**PROBLEM STATEMENT**
Output the entries word for word. Omit images.

_ _ _ _

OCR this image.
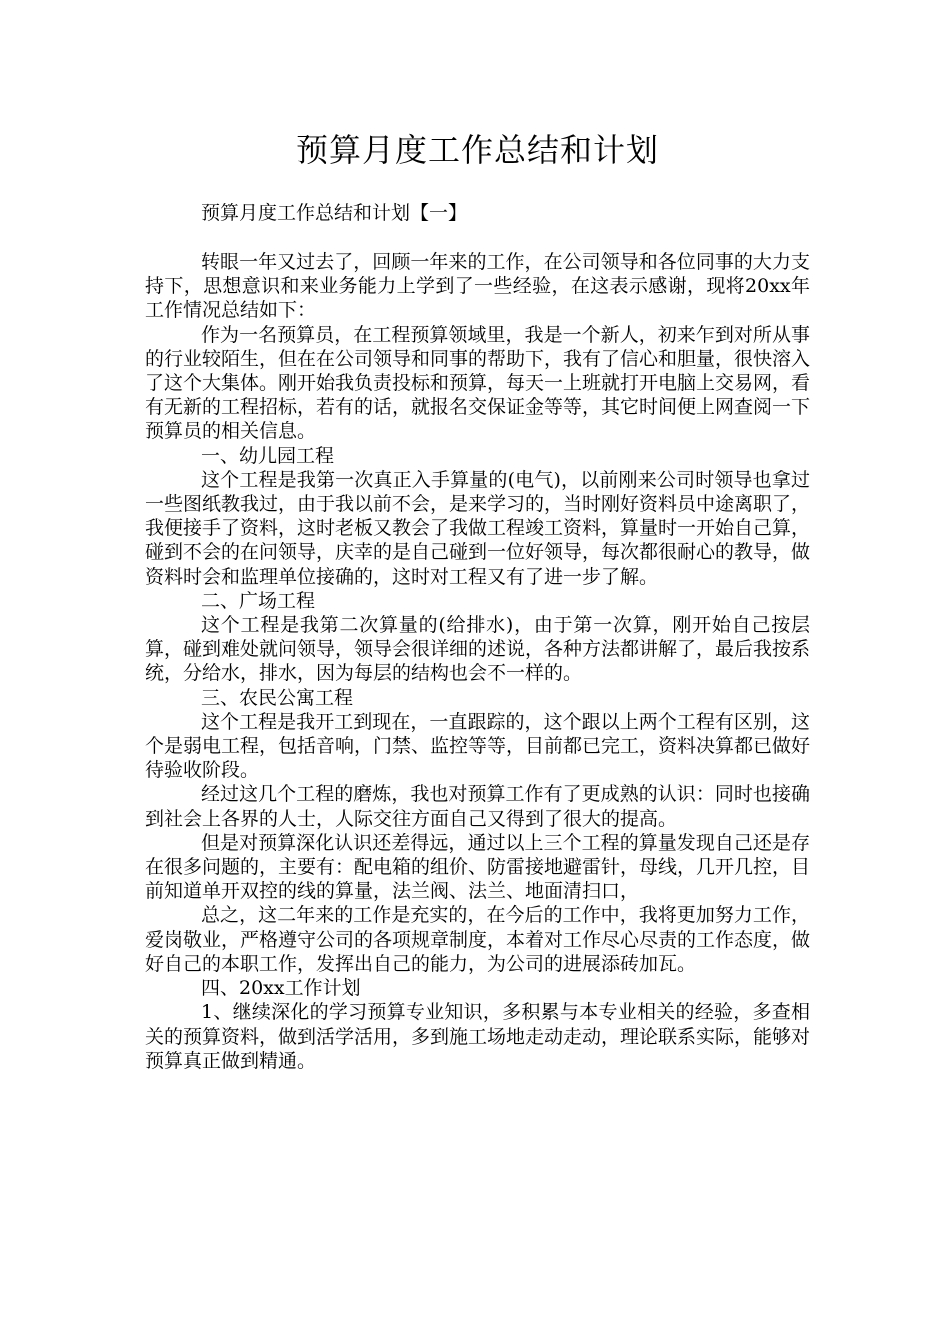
预算月度工作总结和计划
预算月度工作总结和计划【一】

转眼一年又过去了，回顾一年来的工作，在公司领导和各位同事的大力支持下，思想意识和来业务能力上学到了一些经验，在这表示感谢，现将20xx年工作情况总结如下：

作为一名预算员，在工程预算领域里，我是一个新人，初来乍到对所从事的行业较陌生，但在在公司领导和同事的帮助下，我有了信心和胆量，很快溶入了这个大集体。刚开始我负责投标和预算，每天一上班就打开电脑上交易网，看有无新的工程招标，若有的话，就报名交保证金等等，其它时间便上网查阅一下预算员的相关信息。

一、幼儿园工程

这个工程是我第一次真正入手算量的(电气)，以前刚来公司时领导也拿过一些图纸教我过，由于我以前不会，是来学习的，当时刚好资料员中途离职了，我便接手了资料，这时老板又教会了我做工程竣工资料，算量时一开始自己算，碰到不会的在问领导，庆幸的是自己碰到一位好领导，每次都很耐心的教导，做资料时会和监理单位接确的，这时对工程又有了进一步了解。

二、广场工程

这个工程是我第二次算量的(给排水)，由于第一次算，刚开始自己按层算，碰到难处就问领导，领导会很详细的述说，各种方法都讲解了，最后我按系统，分给水，排水，因为每层的结构也会不一样的。

三、农民公寓工程

这个工程是我开工到现在，一直跟踪的，这个跟以上两个工程有区别，这个是弱电工程，包括音响，门禁、监控等等，目前都已完工，资料决算都已做好待验收阶段。

经过这几个工程的磨炼，我也对预算工作有了更成熟的认识：同时也接确到社会上各界的人士，人际交往方面自己又得到了很大的提高。

但是对预算深化认识还差得远，通过以上三个工程的算量发现自己还是存在很多问题的，主要有：配电箱的组价、防雷接地避雷针，母线，几开几控，目前知道单开双控的线的算量，法兰阀、法兰、地面清扫口，

总之，这二年来的工作是充实的，在今后的工作中，我将更加努力工作，爱岗敬业，严格遵守公司的各项规章制度，本着对工作尽心尽责的工作态度，做好自己的本职工作，发挥出自己的能力，为公司的进展添砖加瓦。

四、20xx工作计划

1、继续深化的学习预算专业知识，多积累与本专业相关的经验，多查相关的预算资料，做到活学活用，多到施工场地走动走动，理论联系实际，能够对预算真正做到精通。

_ _ _ _

**SOLVED EXERCISE**
OCR this image.
预算月度工作总结和计划
预算月度工作总结和计划【一】

转眼一年又过去了，回顾一年来的工作，在公司领导和各位同事的大力支持下，思想意识和来业务能力上学到了一些经验，在这表示感谢，现将20xx年工作情况总结如下：

作为一名预算员，在工程预算领域里，我是一个新人，初来乍到对所从事的行业较陌生，但在在公司领导和同事的帮助下，我有了信心和胆量，很快溶入了这个大集体。刚开始我负责投标和预算，每天一上班就打开电脑上交易网，看有无新的工程招标，若有的话，就报名交保证金等等，其它时间便上网查阅一下预算员的相关信息。

一、幼儿园工程

这个工程是我第一次真正入手算量的(电气)，以前刚来公司时领导也拿过一些图纸教我过，由于我以前不会，是来学习的，当时刚好资料员中途离职了，我便接手了资料，这时老板又教会了我做工程竣工资料，算量时一开始自己算，碰到不会的在问领导，庆幸的是自己碰到一位好领导，每次都很耐心的教导，做资料时会和监理单位接确的，这时对工程又有了进一步了解。

二、广场工程

这个工程是我第二次算量的(给排水)，由于第一次算，刚开始自己按层算，碰到难处就问领导，领导会很详细的述说，各种方法都讲解了，最后我按系统，分给水，排水，因为每层的结构也会不一样的。

三、农民公寓工程

这个工程是我开工到现在，一直跟踪的，这个跟以上两个工程有区别，这个是弱电工程，包括音响，门禁、监控等等，目前都已完工，资料决算都已做好待验收阶段。

经过这几个工程的磨炼，我也对预算工作有了更成熟的认识：同时也接确到社会上各界的人士，人际交往方面自己又得到了很大的提高。

但是对预算深化认识还差得远，通过以上三个工程的算量发现自己还是存在很多问题的，主要有：配电箱的组价、防雷接地避雷针，母线，几开几控，目前知道单开双控的线的算量，法兰阀、法兰、地面清扫口，

总之，这二年来的工作是充实的，在今后的工作中，我将更加努力工作，爱岗敬业，严格遵守公司的各项规章制度，本着对工作尽心尽责的工作态度，做好自己的本职工作，发挥出自己的能力，为公司的进展添砖加瓦。

四、20xx工作计划

1、继续深化的学习预算专业知识，多积累与本专业相关的经验，多查相关的预算资料，做到活学活用，多到施工场地走动走动，理论联系实际，能够对预算真正做到精通。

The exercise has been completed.